**Stated task**
In the entries below, find every line holding the string "фоне" and collect it.

## START Data for this exercise

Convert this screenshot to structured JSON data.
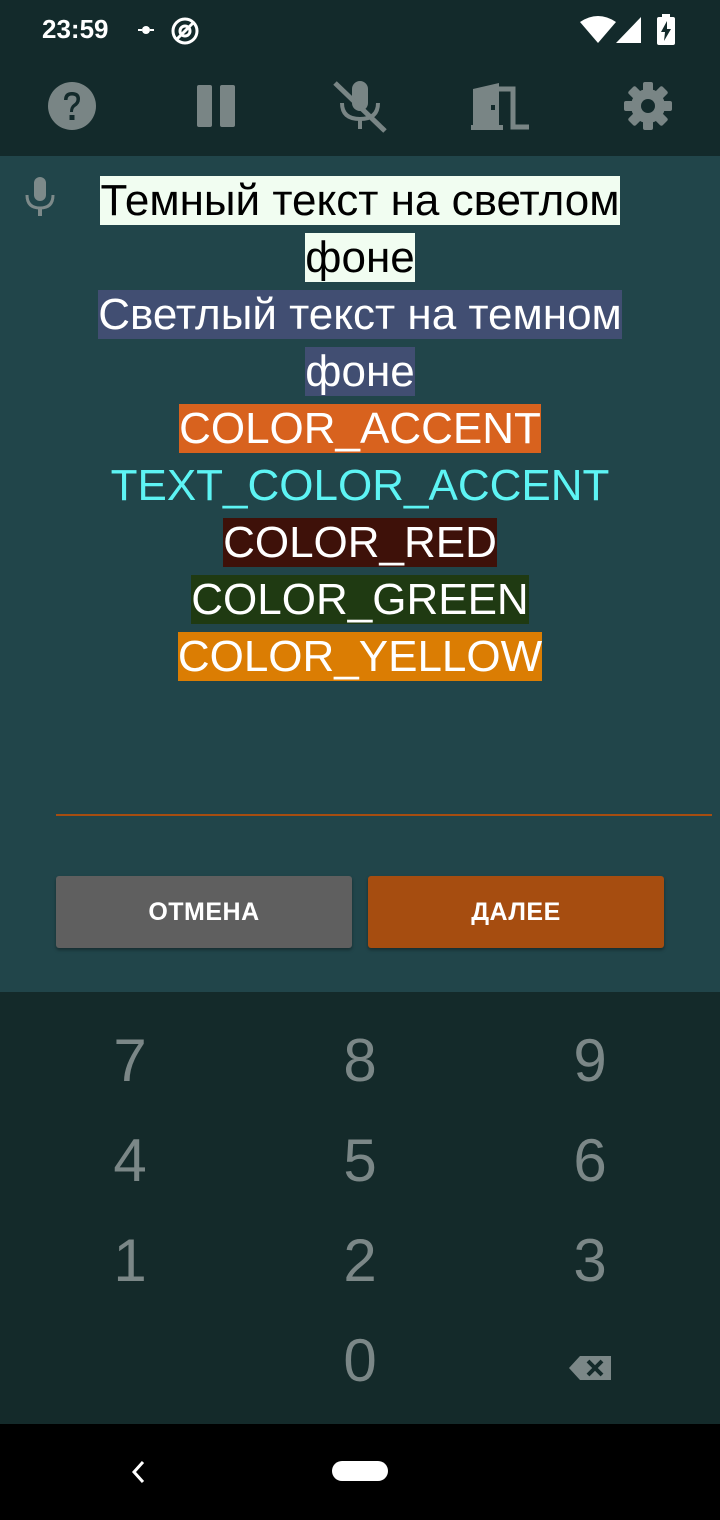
{
  "status_bar": {
    "time": "23:59",
    "icons": [
      "notification-dot-icon",
      "at-sign-icon",
      "wifi-icon",
      "signal-icon",
      "battery-charging-icon"
    ]
  },
  "toolbar": {
    "buttons": [
      "help-icon",
      "pause-icon",
      "mic-off-icon",
      "exit-door-icon",
      "settings-icon"
    ]
  },
  "message": {
    "lines": [
      {
        "text": "Темный текст на светлом фоне",
        "bg": "#f1fdf1",
        "fg": "#000000"
      },
      {
        "text": "Светлый текст на темном фоне",
        "bg": "#414e72",
        "fg": "#ffffff"
      },
      {
        "text": "COLOR_ACCENT",
        "bg": "#d8621e",
        "fg": "#ffffff"
      },
      {
        "text": "TEXT_COLOR_ACCENT",
        "bg": "",
        "fg": "#5df4f4"
      },
      {
        "text": "COLOR_RED",
        "bg": "#3e1109",
        "fg": "#ffffff"
      },
      {
        "text": "COLOR_GREEN",
        "bg": "#1f3a12",
        "fg": "#ffffff"
      },
      {
        "text": "COLOR_YELLOW",
        "bg": "#db7d03",
        "fg": "#ffffff"
      }
    ]
  },
  "actions": {
    "cancel_label": "ОТМЕНА",
    "next_label": "ДАЛЕЕ",
    "cancel_color": "#5f5f5f",
    "next_color": "#a64d10"
  },
  "keypad": {
    "row1": [
      "7",
      "8",
      "9"
    ],
    "row2": [
      "4",
      "5",
      "6"
    ],
    "row3": [
      "1",
      "2",
      "3"
    ],
    "row4": [
      "0"
    ]
  }
}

## END Data for this exercise

**Exercise output**
        "text": "Темный текст на светлом фоне",
        "text": "Светлый текст на темном фоне",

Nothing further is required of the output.